Would you restate all the data that follows, word for word?

Start RECORDS SHOWN

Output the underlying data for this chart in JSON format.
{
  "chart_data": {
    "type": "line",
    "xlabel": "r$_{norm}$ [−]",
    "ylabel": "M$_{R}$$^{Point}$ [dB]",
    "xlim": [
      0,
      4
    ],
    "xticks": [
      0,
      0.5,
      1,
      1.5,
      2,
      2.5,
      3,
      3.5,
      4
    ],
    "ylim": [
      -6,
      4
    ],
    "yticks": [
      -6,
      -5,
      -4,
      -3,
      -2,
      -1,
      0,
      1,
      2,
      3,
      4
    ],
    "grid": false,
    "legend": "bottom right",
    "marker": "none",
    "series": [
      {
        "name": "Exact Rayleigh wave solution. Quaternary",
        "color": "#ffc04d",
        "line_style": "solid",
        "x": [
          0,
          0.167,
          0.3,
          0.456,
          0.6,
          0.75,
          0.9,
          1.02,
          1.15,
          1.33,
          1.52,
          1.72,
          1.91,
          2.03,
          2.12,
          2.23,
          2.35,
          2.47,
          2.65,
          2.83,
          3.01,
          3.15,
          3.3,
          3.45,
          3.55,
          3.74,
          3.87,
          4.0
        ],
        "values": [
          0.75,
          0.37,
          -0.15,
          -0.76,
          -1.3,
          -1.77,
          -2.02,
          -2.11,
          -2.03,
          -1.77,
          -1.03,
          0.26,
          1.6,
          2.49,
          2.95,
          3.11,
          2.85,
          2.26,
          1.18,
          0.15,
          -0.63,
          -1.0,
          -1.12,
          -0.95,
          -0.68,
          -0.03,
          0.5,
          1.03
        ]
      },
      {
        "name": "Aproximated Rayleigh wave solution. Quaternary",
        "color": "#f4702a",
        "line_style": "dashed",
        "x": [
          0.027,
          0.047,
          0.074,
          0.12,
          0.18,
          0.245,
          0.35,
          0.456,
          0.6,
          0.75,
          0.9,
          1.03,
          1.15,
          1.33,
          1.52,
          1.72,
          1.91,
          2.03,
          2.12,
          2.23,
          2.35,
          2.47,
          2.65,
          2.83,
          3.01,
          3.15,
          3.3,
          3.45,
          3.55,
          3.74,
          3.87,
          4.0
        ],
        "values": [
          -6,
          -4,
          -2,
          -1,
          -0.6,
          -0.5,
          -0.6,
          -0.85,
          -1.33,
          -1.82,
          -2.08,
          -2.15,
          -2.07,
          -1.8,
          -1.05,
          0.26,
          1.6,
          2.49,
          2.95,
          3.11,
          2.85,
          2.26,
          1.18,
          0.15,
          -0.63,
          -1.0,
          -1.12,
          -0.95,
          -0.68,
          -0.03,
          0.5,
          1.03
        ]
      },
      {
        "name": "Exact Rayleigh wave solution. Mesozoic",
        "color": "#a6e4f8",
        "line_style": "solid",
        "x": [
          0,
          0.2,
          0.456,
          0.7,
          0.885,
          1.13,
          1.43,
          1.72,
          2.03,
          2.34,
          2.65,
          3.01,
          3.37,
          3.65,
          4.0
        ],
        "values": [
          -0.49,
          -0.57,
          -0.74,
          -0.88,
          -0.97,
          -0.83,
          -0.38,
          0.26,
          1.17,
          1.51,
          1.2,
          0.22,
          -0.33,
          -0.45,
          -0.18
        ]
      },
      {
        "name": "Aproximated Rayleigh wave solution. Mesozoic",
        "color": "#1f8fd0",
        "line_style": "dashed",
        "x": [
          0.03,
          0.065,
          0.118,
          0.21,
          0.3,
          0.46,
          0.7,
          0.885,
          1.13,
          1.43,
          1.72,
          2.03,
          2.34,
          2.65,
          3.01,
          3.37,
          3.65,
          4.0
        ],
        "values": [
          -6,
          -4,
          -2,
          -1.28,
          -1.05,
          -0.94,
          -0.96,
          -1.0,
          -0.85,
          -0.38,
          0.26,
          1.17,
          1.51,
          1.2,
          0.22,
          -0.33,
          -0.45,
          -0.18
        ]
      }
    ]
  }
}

End RECORDS SHOWN

* EXERCISE ANSWER
Output the underlying data for this chart in JSON format.
{
  "chart_data": {
    "type": "line",
    "xlabel": "r$_{norm}$ [−]",
    "ylabel": "M$_{R}$$^{Point}$ [dB]",
    "xlim": [
      0,
      4
    ],
    "xticks": [
      0,
      0.5,
      1,
      1.5,
      2,
      2.5,
      3,
      3.5,
      4
    ],
    "ylim": [
      -6,
      4
    ],
    "yticks": [
      -6,
      -5,
      -4,
      -3,
      -2,
      -1,
      0,
      1,
      2,
      3,
      4
    ],
    "grid": false,
    "legend": "bottom right",
    "marker": "none",
    "series": [
      {
        "name": "Exact Rayleigh wave solution. Quaternary",
        "color": "#ffc04d",
        "line_style": "solid",
        "x": [
          0,
          0.167,
          0.3,
          0.456,
          0.6,
          0.75,
          0.9,
          1.02,
          1.15,
          1.33,
          1.52,
          1.72,
          1.91,
          2.03,
          2.12,
          2.23,
          2.35,
          2.47,
          2.65,
          2.83,
          3.01,
          3.15,
          3.3,
          3.45,
          3.55,
          3.74,
          3.87,
          4.0
        ],
        "values": [
          0.75,
          0.37,
          -0.15,
          -0.76,
          -1.3,
          -1.77,
          -2.02,
          -2.11,
          -2.03,
          -1.77,
          -1.03,
          0.26,
          1.6,
          2.49,
          2.95,
          3.11,
          2.85,
          2.26,
          1.18,
          0.15,
          -0.63,
          -1.0,
          -1.12,
          -0.95,
          -0.68,
          -0.03,
          0.5,
          1.03
        ]
      },
      {
        "name": "Aproximated Rayleigh wave solution. Quaternary",
        "color": "#f4702a",
        "line_style": "dashed",
        "x": [
          0.027,
          0.047,
          0.074,
          0.12,
          0.18,
          0.245,
          0.35,
          0.456,
          0.6,
          0.75,
          0.9,
          1.03,
          1.15,
          1.33,
          1.52,
          1.72,
          1.91,
          2.03,
          2.12,
          2.23,
          2.35,
          2.47,
          2.65,
          2.83,
          3.01,
          3.15,
          3.3,
          3.45,
          3.55,
          3.74,
          3.87,
          4.0
        ],
        "values": [
          -6,
          -4,
          -2,
          -1,
          -0.6,
          -0.5,
          -0.6,
          -0.85,
          -1.33,
          -1.82,
          -2.08,
          -2.15,
          -2.07,
          -1.8,
          -1.05,
          0.26,
          1.6,
          2.49,
          2.95,
          3.11,
          2.85,
          2.26,
          1.18,
          0.15,
          -0.63,
          -1.0,
          -1.12,
          -0.95,
          -0.68,
          -0.03,
          0.5,
          1.03
        ]
      },
      {
        "name": "Exact Rayleigh wave solution. Mesozoic",
        "color": "#a6e4f8",
        "line_style": "solid",
        "x": [
          0,
          0.2,
          0.456,
          0.7,
          0.885,
          1.13,
          1.43,
          1.72,
          2.03,
          2.34,
          2.65,
          3.01,
          3.37,
          3.65,
          4.0
        ],
        "values": [
          -0.49,
          -0.57,
          -0.74,
          -0.88,
          -0.97,
          -0.83,
          -0.38,
          0.26,
          1.17,
          1.51,
          1.2,
          0.22,
          -0.33,
          -0.45,
          -0.18
        ]
      },
      {
        "name": "Aproximated Rayleigh wave solution. Mesozoic",
        "color": "#1f8fd0",
        "line_style": "dashed",
        "x": [
          0.03,
          0.065,
          0.118,
          0.21,
          0.3,
          0.46,
          0.7,
          0.885,
          1.13,
          1.43,
          1.72,
          2.03,
          2.34,
          2.65,
          3.01,
          3.37,
          3.65,
          4.0
        ],
        "values": [
          -6,
          -4,
          -2,
          -1.28,
          -1.05,
          -0.94,
          -0.96,
          -1.0,
          -0.85,
          -0.38,
          0.26,
          1.17,
          1.51,
          1.2,
          0.22,
          -0.33,
          -0.45,
          -0.18
        ]
      }
    ]
  }
}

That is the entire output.